■ ACTIVITY
Please reproduce the entries that follow, keeping each word intact.
*** Opening of DATA EXTRACTS ***
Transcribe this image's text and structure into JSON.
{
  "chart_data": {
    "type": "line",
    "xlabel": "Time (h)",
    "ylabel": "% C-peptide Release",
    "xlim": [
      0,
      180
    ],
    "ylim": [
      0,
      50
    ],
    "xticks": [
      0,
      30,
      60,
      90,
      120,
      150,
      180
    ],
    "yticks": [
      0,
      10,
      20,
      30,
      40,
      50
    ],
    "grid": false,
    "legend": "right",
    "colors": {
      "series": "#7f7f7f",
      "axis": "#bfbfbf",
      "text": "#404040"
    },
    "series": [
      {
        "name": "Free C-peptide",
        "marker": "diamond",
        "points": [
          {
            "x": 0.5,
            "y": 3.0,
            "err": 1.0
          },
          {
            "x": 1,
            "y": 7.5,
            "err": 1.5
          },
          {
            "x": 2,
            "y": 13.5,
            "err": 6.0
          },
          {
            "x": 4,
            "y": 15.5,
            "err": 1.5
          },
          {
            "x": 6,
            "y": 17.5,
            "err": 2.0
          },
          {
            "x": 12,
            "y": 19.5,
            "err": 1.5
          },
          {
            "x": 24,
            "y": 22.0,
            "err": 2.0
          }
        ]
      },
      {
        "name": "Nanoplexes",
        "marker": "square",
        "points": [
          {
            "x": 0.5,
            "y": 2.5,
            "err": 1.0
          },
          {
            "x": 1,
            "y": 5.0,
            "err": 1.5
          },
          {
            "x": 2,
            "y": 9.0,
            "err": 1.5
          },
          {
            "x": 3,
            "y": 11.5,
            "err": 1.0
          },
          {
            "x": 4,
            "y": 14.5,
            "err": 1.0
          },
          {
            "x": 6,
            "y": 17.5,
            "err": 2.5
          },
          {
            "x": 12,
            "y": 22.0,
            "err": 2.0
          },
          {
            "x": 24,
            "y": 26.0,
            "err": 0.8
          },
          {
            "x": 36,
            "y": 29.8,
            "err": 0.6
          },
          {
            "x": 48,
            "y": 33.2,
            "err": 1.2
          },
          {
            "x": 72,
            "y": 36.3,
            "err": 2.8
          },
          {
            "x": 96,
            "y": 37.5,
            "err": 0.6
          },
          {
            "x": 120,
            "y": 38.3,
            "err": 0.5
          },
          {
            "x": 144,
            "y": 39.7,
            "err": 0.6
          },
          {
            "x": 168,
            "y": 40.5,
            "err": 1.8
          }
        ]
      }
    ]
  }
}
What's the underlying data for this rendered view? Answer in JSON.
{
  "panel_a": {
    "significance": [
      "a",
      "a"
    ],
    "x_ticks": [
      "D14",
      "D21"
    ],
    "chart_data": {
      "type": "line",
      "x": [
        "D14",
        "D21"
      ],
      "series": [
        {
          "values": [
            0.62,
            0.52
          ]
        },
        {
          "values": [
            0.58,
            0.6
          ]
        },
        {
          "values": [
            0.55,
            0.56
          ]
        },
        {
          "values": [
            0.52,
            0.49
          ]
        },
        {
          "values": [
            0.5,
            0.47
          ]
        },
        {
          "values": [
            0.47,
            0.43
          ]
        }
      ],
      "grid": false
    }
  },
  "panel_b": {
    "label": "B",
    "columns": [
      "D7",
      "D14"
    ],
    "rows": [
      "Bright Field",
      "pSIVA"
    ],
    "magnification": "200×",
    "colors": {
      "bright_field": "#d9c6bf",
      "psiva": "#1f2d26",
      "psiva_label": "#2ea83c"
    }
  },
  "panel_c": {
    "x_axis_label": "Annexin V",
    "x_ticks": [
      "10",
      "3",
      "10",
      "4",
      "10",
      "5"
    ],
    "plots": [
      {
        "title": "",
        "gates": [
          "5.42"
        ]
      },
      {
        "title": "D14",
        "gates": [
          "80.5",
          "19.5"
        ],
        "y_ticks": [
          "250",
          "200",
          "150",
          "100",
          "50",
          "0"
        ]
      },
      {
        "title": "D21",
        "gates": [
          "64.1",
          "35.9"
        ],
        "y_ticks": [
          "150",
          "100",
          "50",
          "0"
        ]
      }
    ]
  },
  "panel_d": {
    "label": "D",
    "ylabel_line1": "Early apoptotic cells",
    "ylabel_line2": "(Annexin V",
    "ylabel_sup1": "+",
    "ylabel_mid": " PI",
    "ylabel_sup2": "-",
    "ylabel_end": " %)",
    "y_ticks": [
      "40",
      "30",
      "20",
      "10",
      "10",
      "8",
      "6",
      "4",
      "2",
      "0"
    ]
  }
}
*** Close of DATA EXTRACTS ***
■ ANSWER TO THIS TASK
Transcribe this image's text and structure into JSON.
{
  "chart_data": {
    "type": "line",
    "xlabel": "Time (h)",
    "ylabel": "% C-peptide Release",
    "xlim": [
      0,
      180
    ],
    "ylim": [
      0,
      50
    ],
    "xticks": [
      0,
      30,
      60,
      90,
      120,
      150,
      180
    ],
    "yticks": [
      0,
      10,
      20,
      30,
      40,
      50
    ],
    "grid": false,
    "legend": "right",
    "colors": {
      "series": "#7f7f7f",
      "axis": "#bfbfbf",
      "text": "#404040"
    },
    "series": [
      {
        "name": "Free C-peptide",
        "marker": "diamond",
        "points": [
          {
            "x": 0.5,
            "y": 3.0,
            "err": 1.0
          },
          {
            "x": 1,
            "y": 7.5,
            "err": 1.5
          },
          {
            "x": 2,
            "y": 13.5,
            "err": 6.0
          },
          {
            "x": 4,
            "y": 15.5,
            "err": 1.5
          },
          {
            "x": 6,
            "y": 17.5,
            "err": 2.0
          },
          {
            "x": 12,
            "y": 19.5,
            "err": 1.5
          },
          {
            "x": 24,
            "y": 22.0,
            "err": 2.0
          }
        ]
      },
      {
        "name": "Nanoplexes",
        "marker": "square",
        "points": [
          {
            "x": 0.5,
            "y": 2.5,
            "err": 1.0
          },
          {
            "x": 1,
            "y": 5.0,
            "err": 1.5
          },
          {
            "x": 2,
            "y": 9.0,
            "err": 1.5
          },
          {
            "x": 3,
            "y": 11.5,
            "err": 1.0
          },
          {
            "x": 4,
            "y": 14.5,
            "err": 1.0
          },
          {
            "x": 6,
            "y": 17.5,
            "err": 2.5
          },
          {
            "x": 12,
            "y": 22.0,
            "err": 2.0
          },
          {
            "x": 24,
            "y": 26.0,
            "err": 0.8
          },
          {
            "x": 36,
            "y": 29.8,
            "err": 0.6
          },
          {
            "x": 48,
            "y": 33.2,
            "err": 1.2
          },
          {
            "x": 72,
            "y": 36.3,
            "err": 2.8
          },
          {
            "x": 96,
            "y": 37.5,
            "err": 0.6
          },
          {
            "x": 120,
            "y": 38.3,
            "err": 0.5
          },
          {
            "x": 144,
            "y": 39.7,
            "err": 0.6
          },
          {
            "x": 168,
            "y": 40.5,
            "err": 1.8
          }
        ]
      }
    ]
  }
}
What's the underlying data for this rendered view? Answer in JSON.
{
  "panel_a": {
    "significance": [
      "a",
      "a"
    ],
    "x_ticks": [
      "D14",
      "D21"
    ],
    "chart_data": {
      "type": "line",
      "x": [
        "D14",
        "D21"
      ],
      "series": [
        {
          "values": [
            0.62,
            0.52
          ]
        },
        {
          "values": [
            0.58,
            0.6
          ]
        },
        {
          "values": [
            0.55,
            0.56
          ]
        },
        {
          "values": [
            0.52,
            0.49
          ]
        },
        {
          "values": [
            0.5,
            0.47
          ]
        },
        {
          "values": [
            0.47,
            0.43
          ]
        }
      ],
      "grid": false
    }
  },
  "panel_b": {
    "label": "B",
    "columns": [
      "D7",
      "D14"
    ],
    "rows": [
      "Bright Field",
      "pSIVA"
    ],
    "magnification": "200×",
    "colors": {
      "bright_field": "#d9c6bf",
      "psiva": "#1f2d26",
      "psiva_label": "#2ea83c"
    }
  },
  "panel_c": {
    "x_axis_label": "Annexin V",
    "x_ticks": [
      "10",
      "3",
      "10",
      "4",
      "10",
      "5"
    ],
    "plots": [
      {
        "title": "",
        "gates": [
          "5.42"
        ]
      },
      {
        "title": "D14",
        "gates": [
          "80.5",
          "19.5"
        ],
        "y_ticks": [
          "250",
          "200",
          "150",
          "100",
          "50",
          "0"
        ]
      },
      {
        "title": "D21",
        "gates": [
          "64.1",
          "35.9"
        ],
        "y_ticks": [
          "150",
          "100",
          "50",
          "0"
        ]
      }
    ]
  },
  "panel_d": {
    "label": "D",
    "ylabel_line1": "Early apoptotic cells",
    "ylabel_line2": "(Annexin V",
    "ylabel_sup1": "+",
    "ylabel_mid": " PI",
    "ylabel_sup2": "-",
    "ylabel_end": " %)",
    "y_ticks": [
      "40",
      "30",
      "20",
      "10",
      "10",
      "8",
      "6",
      "4",
      "2",
      "0"
    ]
  }
}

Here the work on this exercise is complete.